[Dataset entries]

• • • •

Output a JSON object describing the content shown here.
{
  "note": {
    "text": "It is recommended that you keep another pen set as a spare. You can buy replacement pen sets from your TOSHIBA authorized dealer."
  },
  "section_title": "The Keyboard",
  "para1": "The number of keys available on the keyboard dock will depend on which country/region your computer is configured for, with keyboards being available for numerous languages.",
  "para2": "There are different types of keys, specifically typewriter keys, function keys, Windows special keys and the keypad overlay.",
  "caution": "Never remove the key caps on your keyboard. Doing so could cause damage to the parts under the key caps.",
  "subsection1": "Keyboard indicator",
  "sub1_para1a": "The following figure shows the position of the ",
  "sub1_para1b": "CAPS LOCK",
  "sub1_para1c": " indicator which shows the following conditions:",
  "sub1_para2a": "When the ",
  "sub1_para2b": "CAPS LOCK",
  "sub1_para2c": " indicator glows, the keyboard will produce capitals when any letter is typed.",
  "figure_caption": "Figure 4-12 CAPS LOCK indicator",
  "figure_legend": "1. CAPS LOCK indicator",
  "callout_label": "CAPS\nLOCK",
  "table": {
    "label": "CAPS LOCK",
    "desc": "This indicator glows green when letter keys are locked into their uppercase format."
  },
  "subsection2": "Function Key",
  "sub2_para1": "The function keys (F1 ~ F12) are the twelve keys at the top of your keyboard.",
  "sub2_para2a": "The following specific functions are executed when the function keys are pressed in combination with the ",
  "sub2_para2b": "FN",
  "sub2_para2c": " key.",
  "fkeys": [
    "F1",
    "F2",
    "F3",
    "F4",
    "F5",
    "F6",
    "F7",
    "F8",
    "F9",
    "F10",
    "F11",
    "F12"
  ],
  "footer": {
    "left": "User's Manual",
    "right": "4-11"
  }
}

• • • •

* The problem:
Sift through the entries and copy every line with "which".

* Output of the task:
  "para1": "The number of keys available on the keyboard dock will depend on which country/region your computer is configured for, with keyboards being available for numerous languages.",
  "sub1_para1c": " indicator which shows the following conditions:",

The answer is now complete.